(begin)

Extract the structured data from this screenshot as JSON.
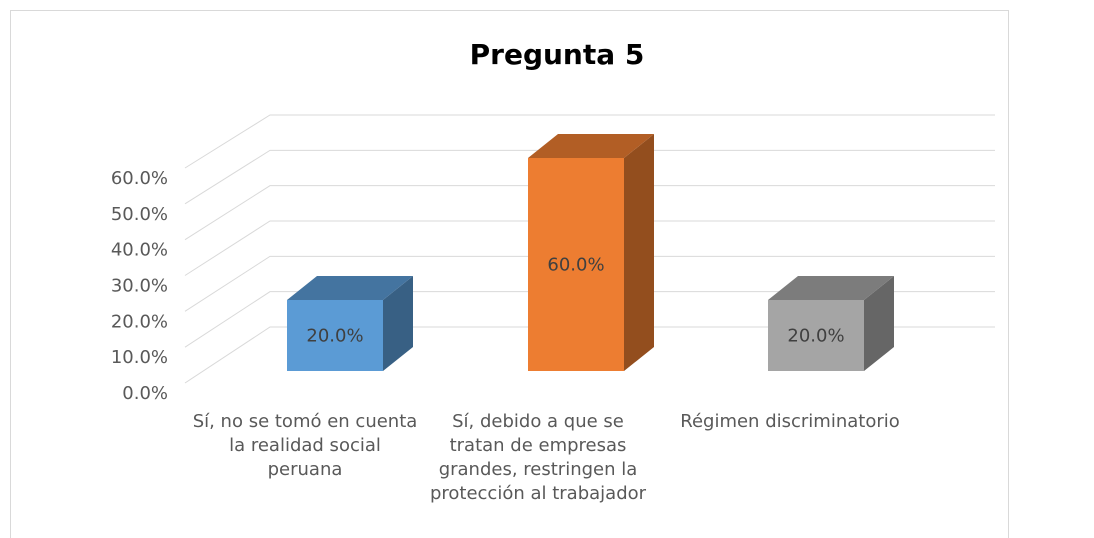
{
  "chart_data": {
    "type": "bar3d",
    "title": "Pregunta 5",
    "categories": [
      "Sí, no se tomó en cuenta la realidad social peruana",
      "Sí, debido a que se tratan de empresas grandes, restringen la protección al trabajador",
      "Régimen discriminatorio"
    ],
    "values": [
      20,
      60,
      20
    ],
    "value_labels": [
      "20.0%",
      "60.0%",
      "20.0%"
    ],
    "colors": [
      "#5b9bd5",
      "#ed7d31",
      "#a5a5a5"
    ],
    "ylim": [
      0,
      60
    ],
    "yticks": [
      {
        "value": 0,
        "label": "0.0%"
      },
      {
        "value": 10,
        "label": "10.0%"
      },
      {
        "value": 20,
        "label": "20.0%"
      },
      {
        "value": 30,
        "label": "30.0%"
      },
      {
        "value": 40,
        "label": "40.0%"
      },
      {
        "value": 50,
        "label": "50.0%"
      },
      {
        "value": 60,
        "label": "60.0%"
      }
    ],
    "grid": true
  }
}
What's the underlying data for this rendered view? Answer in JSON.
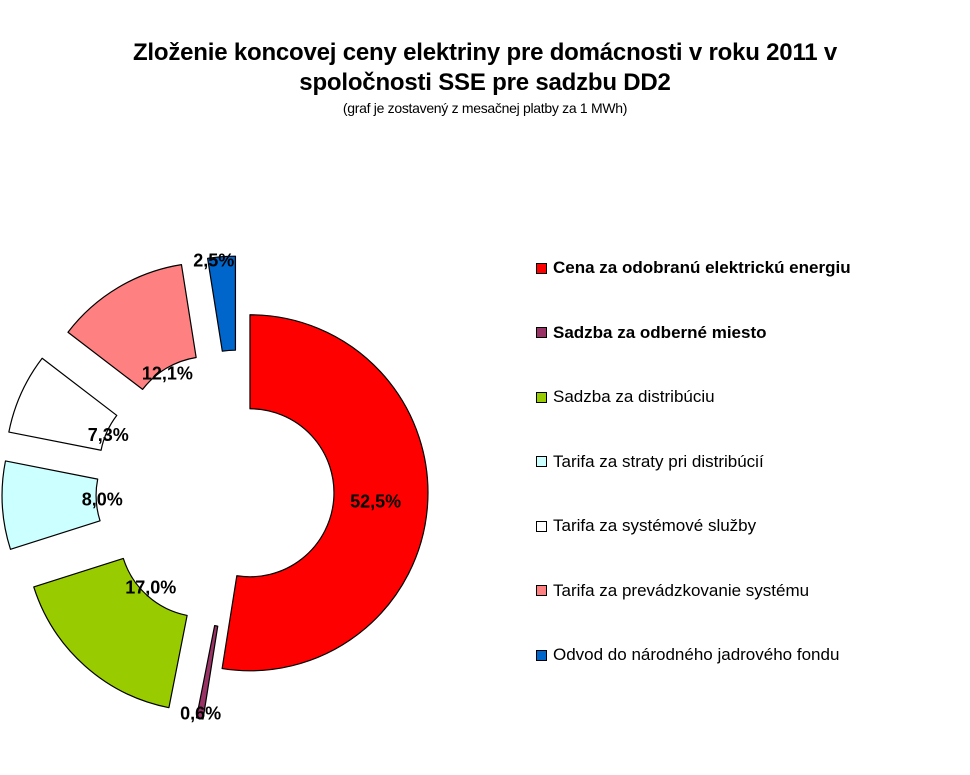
{
  "chart_data": {
    "type": "pie",
    "variant": "exploded-doughnut",
    "title": "Zloženie koncovej ceny elektriny pre domácnosti v roku 2011 v spoločnosti SSE pre sadzbu DD2",
    "subtitle": "(graf je zostavený z mesačnej platby za 1 MWh)",
    "legend_position": "right",
    "slices": [
      {
        "label": "Cena za odobranú  elektrickú energiu",
        "value": 52.5,
        "value_label": "52,5%",
        "color": "#ff0000",
        "legend_bold": true
      },
      {
        "label": "Sadzba za odberné miesto",
        "value": 0.6,
        "value_label": "0,6%",
        "color": "#993366",
        "legend_bold": true
      },
      {
        "label": "Sadzba za distribúciu",
        "value": 17.0,
        "value_label": "17,0%",
        "color": "#99cc00",
        "legend_bold": false
      },
      {
        "label": "Tarifa za straty  pri distribúcií",
        "value": 8.0,
        "value_label": "8,0%",
        "color": "#ccffff",
        "legend_bold": false
      },
      {
        "label": "Tarifa za systémové služby",
        "value": 7.3,
        "value_label": "7,3%",
        "color": "#ffffff",
        "legend_bold": false
      },
      {
        "label": "Tarifa za prevádzkovanie systému",
        "value": 12.1,
        "value_label": "12,1%",
        "color": "#ff8080",
        "legend_bold": false
      },
      {
        "label": "Odvod do národného jadrového fondu",
        "value": 2.5,
        "value_label": "2,5%",
        "color": "#0066cc",
        "legend_bold": false
      }
    ]
  }
}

(end)

### [Directions]
Pick out every line holding the string "JSON" and return it.

### [Completed task]
Extract the structured data from this screenshot as JSON.
What's the underlying data for this rendered view? Answer in JSON.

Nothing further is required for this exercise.